_Work instructions_
Omit all images. Transcribe the rest of the material below exactly.

Rows from a dataset:
************

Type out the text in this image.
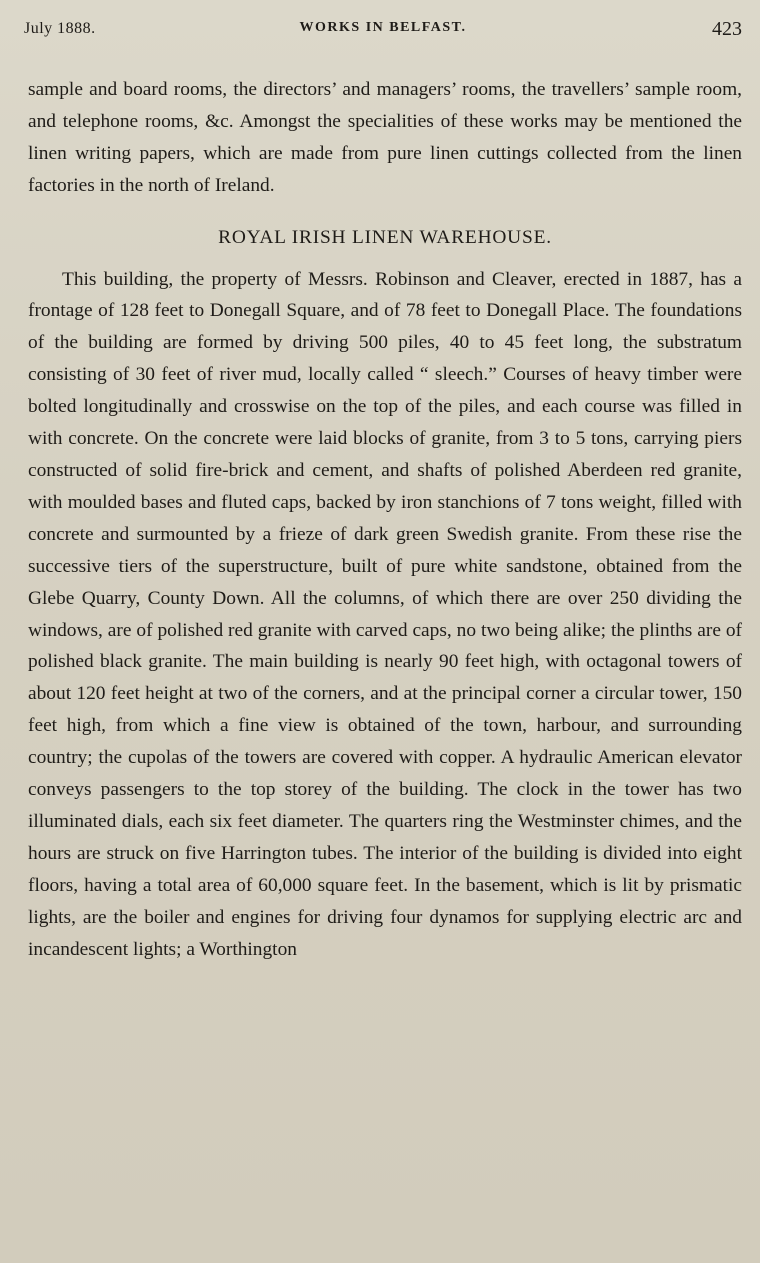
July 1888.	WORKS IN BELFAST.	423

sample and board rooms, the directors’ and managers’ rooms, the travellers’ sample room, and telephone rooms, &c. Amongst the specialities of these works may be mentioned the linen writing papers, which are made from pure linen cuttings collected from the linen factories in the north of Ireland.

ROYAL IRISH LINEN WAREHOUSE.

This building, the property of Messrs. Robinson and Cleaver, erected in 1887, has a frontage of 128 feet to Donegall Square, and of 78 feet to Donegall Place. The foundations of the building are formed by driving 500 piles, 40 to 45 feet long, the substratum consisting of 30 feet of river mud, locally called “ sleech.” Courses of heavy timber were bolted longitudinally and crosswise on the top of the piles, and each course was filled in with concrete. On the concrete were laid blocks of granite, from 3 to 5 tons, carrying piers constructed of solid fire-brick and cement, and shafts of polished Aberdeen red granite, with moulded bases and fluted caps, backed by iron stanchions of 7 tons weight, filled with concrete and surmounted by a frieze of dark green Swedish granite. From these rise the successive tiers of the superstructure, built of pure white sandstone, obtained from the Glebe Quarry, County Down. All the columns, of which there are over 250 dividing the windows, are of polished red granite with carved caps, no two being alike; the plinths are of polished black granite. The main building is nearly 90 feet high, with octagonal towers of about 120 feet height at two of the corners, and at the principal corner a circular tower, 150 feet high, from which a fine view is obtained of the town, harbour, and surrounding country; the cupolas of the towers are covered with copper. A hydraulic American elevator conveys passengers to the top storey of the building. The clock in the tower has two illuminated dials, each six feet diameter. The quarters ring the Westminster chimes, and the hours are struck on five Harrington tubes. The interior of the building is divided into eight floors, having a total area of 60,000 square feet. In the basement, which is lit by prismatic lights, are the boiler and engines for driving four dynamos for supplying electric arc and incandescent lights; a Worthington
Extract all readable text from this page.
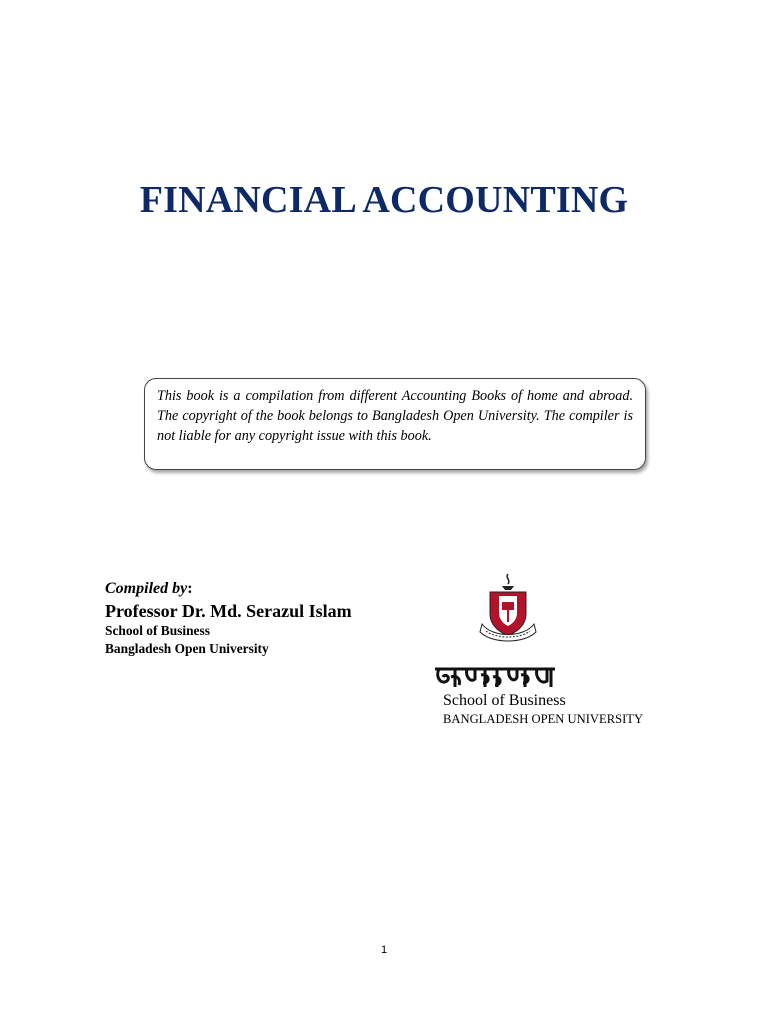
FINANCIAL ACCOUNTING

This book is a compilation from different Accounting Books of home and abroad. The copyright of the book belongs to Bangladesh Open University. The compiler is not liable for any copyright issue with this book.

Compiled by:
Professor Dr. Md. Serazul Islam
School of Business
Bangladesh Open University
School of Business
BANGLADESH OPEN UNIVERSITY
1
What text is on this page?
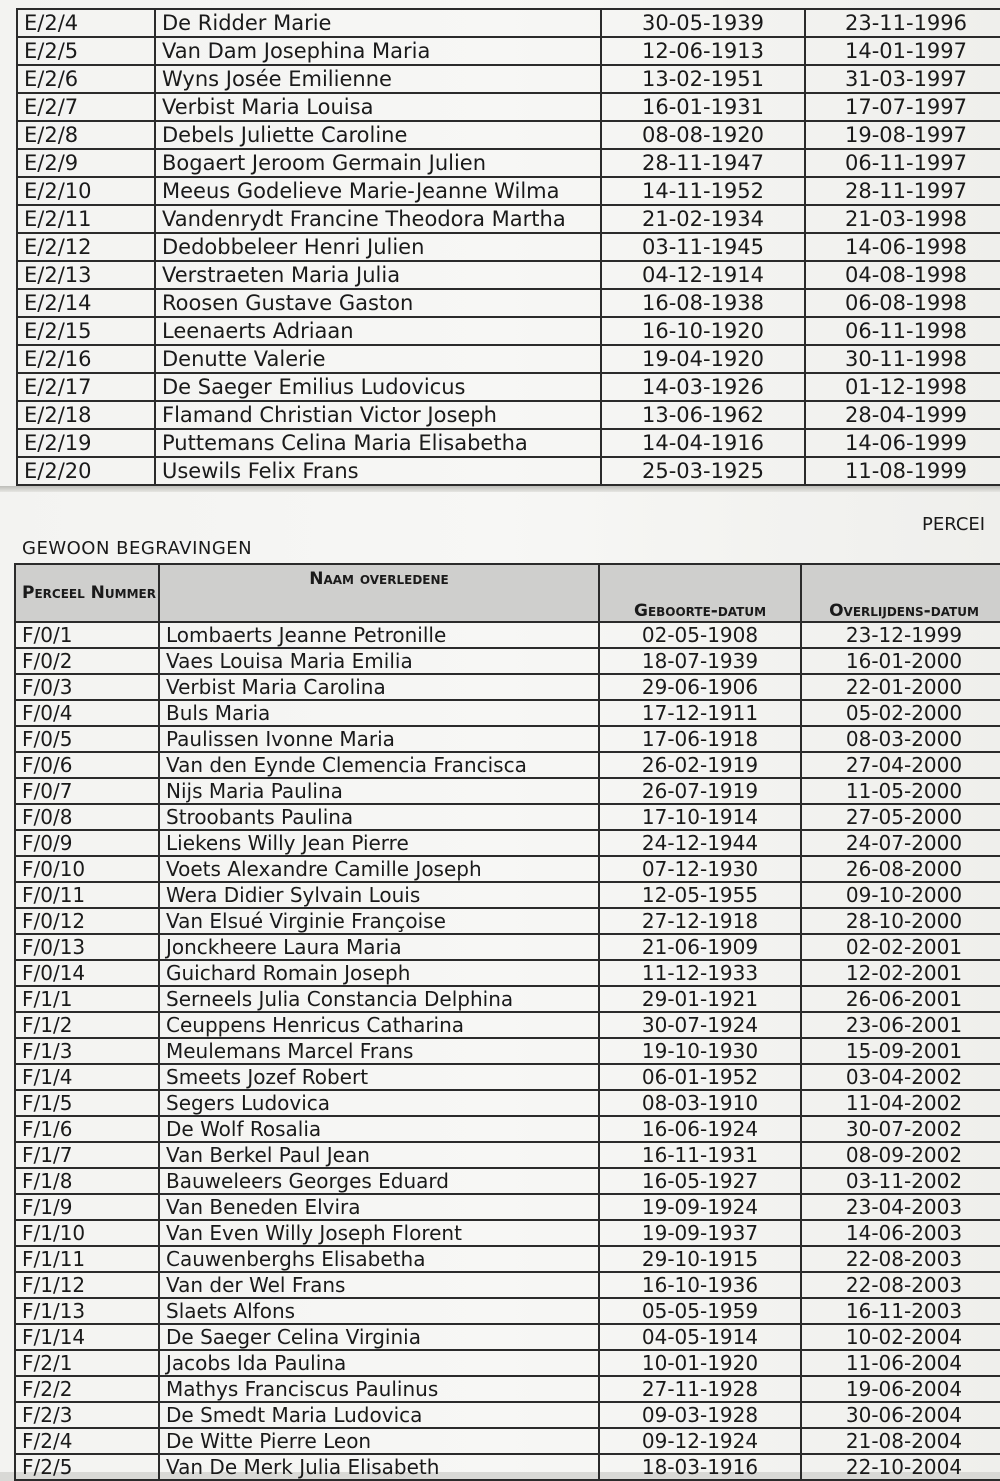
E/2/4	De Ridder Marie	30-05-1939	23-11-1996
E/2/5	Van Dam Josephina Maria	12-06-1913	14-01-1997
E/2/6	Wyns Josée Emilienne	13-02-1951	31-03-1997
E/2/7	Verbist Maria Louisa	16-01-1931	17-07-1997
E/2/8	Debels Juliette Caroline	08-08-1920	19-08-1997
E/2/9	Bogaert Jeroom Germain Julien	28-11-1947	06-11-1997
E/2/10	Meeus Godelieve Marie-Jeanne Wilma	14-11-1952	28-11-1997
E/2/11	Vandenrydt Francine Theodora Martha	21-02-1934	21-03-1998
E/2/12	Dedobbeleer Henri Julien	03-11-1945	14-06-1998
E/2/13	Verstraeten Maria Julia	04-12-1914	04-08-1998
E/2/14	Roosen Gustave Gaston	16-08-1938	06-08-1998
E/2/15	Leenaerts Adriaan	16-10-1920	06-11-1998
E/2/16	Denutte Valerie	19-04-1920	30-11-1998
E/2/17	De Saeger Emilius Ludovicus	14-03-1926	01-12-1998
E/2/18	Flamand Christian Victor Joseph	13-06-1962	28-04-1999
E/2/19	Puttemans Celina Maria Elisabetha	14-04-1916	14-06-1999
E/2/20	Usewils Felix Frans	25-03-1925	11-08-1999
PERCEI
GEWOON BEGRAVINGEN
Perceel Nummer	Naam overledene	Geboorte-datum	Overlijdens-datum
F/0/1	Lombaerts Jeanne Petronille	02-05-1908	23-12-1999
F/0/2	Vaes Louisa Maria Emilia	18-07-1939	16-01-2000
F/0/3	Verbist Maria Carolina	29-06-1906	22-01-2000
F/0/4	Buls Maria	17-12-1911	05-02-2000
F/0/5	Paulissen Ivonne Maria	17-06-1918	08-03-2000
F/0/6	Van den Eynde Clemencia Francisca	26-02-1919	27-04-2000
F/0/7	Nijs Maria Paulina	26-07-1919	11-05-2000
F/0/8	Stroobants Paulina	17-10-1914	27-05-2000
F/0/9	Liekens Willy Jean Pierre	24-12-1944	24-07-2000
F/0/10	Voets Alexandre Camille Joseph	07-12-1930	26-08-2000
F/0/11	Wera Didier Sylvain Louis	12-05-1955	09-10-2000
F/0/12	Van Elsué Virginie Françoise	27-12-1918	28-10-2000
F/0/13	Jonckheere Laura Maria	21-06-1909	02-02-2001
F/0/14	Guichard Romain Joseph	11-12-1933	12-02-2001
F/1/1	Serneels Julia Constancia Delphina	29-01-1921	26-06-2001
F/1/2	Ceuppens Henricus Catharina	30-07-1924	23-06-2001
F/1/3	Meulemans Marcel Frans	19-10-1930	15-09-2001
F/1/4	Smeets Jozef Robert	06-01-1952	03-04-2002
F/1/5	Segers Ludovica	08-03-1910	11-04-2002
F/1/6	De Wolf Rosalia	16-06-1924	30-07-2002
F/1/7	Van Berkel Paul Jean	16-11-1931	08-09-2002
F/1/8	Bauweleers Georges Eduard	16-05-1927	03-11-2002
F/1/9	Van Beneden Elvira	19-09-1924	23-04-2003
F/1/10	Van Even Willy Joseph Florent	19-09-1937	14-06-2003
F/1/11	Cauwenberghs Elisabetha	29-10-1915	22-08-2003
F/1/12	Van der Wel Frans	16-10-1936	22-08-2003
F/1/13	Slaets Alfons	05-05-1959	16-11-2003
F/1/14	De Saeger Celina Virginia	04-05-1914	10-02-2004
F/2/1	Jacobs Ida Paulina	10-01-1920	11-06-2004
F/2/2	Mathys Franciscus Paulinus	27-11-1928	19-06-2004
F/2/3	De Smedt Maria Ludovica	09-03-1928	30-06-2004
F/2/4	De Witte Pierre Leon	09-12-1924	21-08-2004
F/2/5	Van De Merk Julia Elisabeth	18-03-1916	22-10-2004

************

_Response_
Type out the text in this image.
July 1888.	WORKS IN BELFAST.	423

sample and board rooms, the directors’ and managers’ rooms, the travellers’ sample room, and telephone rooms, &c. Amongst the specialities of these works may be mentioned the linen writing papers, which are made from pure linen cuttings collected from the linen factories in the north of Ireland.

ROYAL IRISH LINEN WAREHOUSE.

This building, the property of Messrs. Robinson and Cleaver, erected in 1887, has a frontage of 128 feet to Donegall Square, and of 78 feet to Donegall Place. The foundations of the building are formed by driving 500 piles, 40 to 45 feet long, the substratum consisting of 30 feet of river mud, locally called “ sleech.” Courses of heavy timber were bolted longitudinally and crosswise on the top of the piles, and each course was filled in with concrete. On the concrete were laid blocks of granite, from 3 to 5 tons, carrying piers constructed of solid fire-brick and cement, and shafts of polished Aberdeen red granite, with moulded bases and fluted caps, backed by iron stanchions of 7 tons weight, filled with concrete and surmounted by a frieze of dark green Swedish granite. From these rise the successive tiers of the superstructure, built of pure white sandstone, obtained from the Glebe Quarry, County Down. All the columns, of which there are over 250 dividing the windows, are of polished red granite with carved caps, no two being alike; the plinths are of polished black granite. The main building is nearly 90 feet high, with octagonal towers of about 120 feet height at two of the corners, and at the principal corner a circular tower, 150 feet high, from which a fine view is obtained of the town, harbour, and surrounding country; the cupolas of the towers are covered with copper. A hydraulic American elevator conveys passengers to the top storey of the building. The clock in the tower has two illuminated dials, each six feet diameter. The quarters ring the Westminster chimes, and the hours are struck on five Harrington tubes. The interior of the building is divided into eight floors, having a total area of 60,000 square feet. In the basement, which is lit by prismatic lights, are the boiler and engines for driving four dynamos for supplying electric arc and incandescent lights; a Worthington
Extract all readable text from this page.
FINANCIAL ACCOUNTING

This book is a compilation from different Accounting Books of home and abroad. The copyright of the book belongs to Bangladesh Open University. The compiler is not liable for any copyright issue with this book.

Compiled by:
Professor Dr. Md. Serazul Islam
School of Business
Bangladesh Open University
School of Business
BANGLADESH OPEN UNIVERSITY
1
What text is on this page?
E/2/4	De Ridder Marie	30-05-1939	23-11-1996
E/2/5	Van Dam Josephina Maria	12-06-1913	14-01-1997
E/2/6	Wyns Josée Emilienne	13-02-1951	31-03-1997
E/2/7	Verbist Maria Louisa	16-01-1931	17-07-1997
E/2/8	Debels Juliette Caroline	08-08-1920	19-08-1997
E/2/9	Bogaert Jeroom Germain Julien	28-11-1947	06-11-1997
E/2/10	Meeus Godelieve Marie-Jeanne Wilma	14-11-1952	28-11-1997
E/2/11	Vandenrydt Francine Theodora Martha	21-02-1934	21-03-1998
E/2/12	Dedobbeleer Henri Julien	03-11-1945	14-06-1998
E/2/13	Verstraeten Maria Julia	04-12-1914	04-08-1998
E/2/14	Roosen Gustave Gaston	16-08-1938	06-08-1998
E/2/15	Leenaerts Adriaan	16-10-1920	06-11-1998
E/2/16	Denutte Valerie	19-04-1920	30-11-1998
E/2/17	De Saeger Emilius Ludovicus	14-03-1926	01-12-1998
E/2/18	Flamand Christian Victor Joseph	13-06-1962	28-04-1999
E/2/19	Puttemans Celina Maria Elisabetha	14-04-1916	14-06-1999
E/2/20	Usewils Felix Frans	25-03-1925	11-08-1999
PERCEI
GEWOON BEGRAVINGEN
Perceel Nummer	Naam overledene	Geboorte-datum	Overlijdens-datum
F/0/1	Lombaerts Jeanne Petronille	02-05-1908	23-12-1999
F/0/2	Vaes Louisa Maria Emilia	18-07-1939	16-01-2000
F/0/3	Verbist Maria Carolina	29-06-1906	22-01-2000
F/0/4	Buls Maria	17-12-1911	05-02-2000
F/0/5	Paulissen Ivonne Maria	17-06-1918	08-03-2000
F/0/6	Van den Eynde Clemencia Francisca	26-02-1919	27-04-2000
F/0/7	Nijs Maria Paulina	26-07-1919	11-05-2000
F/0/8	Stroobants Paulina	17-10-1914	27-05-2000
F/0/9	Liekens Willy Jean Pierre	24-12-1944	24-07-2000
F/0/10	Voets Alexandre Camille Joseph	07-12-1930	26-08-2000
F/0/11	Wera Didier Sylvain Louis	12-05-1955	09-10-2000
F/0/12	Van Elsué Virginie Françoise	27-12-1918	28-10-2000
F/0/13	Jonckheere Laura Maria	21-06-1909	02-02-2001
F/0/14	Guichard Romain Joseph	11-12-1933	12-02-2001
F/1/1	Serneels Julia Constancia Delphina	29-01-1921	26-06-2001
F/1/2	Ceuppens Henricus Catharina	30-07-1924	23-06-2001
F/1/3	Meulemans Marcel Frans	19-10-1930	15-09-2001
F/1/4	Smeets Jozef Robert	06-01-1952	03-04-2002
F/1/5	Segers Ludovica	08-03-1910	11-04-2002
F/1/6	De Wolf Rosalia	16-06-1924	30-07-2002
F/1/7	Van Berkel Paul Jean	16-11-1931	08-09-2002
F/1/8	Bauweleers Georges Eduard	16-05-1927	03-11-2002
F/1/9	Van Beneden Elvira	19-09-1924	23-04-2003
F/1/10	Van Even Willy Joseph Florent	19-09-1937	14-06-2003
F/1/11	Cauwenberghs Elisabetha	29-10-1915	22-08-2003
F/1/12	Van der Wel Frans	16-10-1936	22-08-2003
F/1/13	Slaets Alfons	05-05-1959	16-11-2003
F/1/14	De Saeger Celina Virginia	04-05-1914	10-02-2004
F/2/1	Jacobs Ida Paulina	10-01-1920	11-06-2004
F/2/2	Mathys Franciscus Paulinus	27-11-1928	19-06-2004
F/2/3	De Smedt Maria Ludovica	09-03-1928	30-06-2004
F/2/4	De Witte Pierre Leon	09-12-1924	21-08-2004
F/2/5	Van De Merk Julia Elisabeth	18-03-1916	22-10-2004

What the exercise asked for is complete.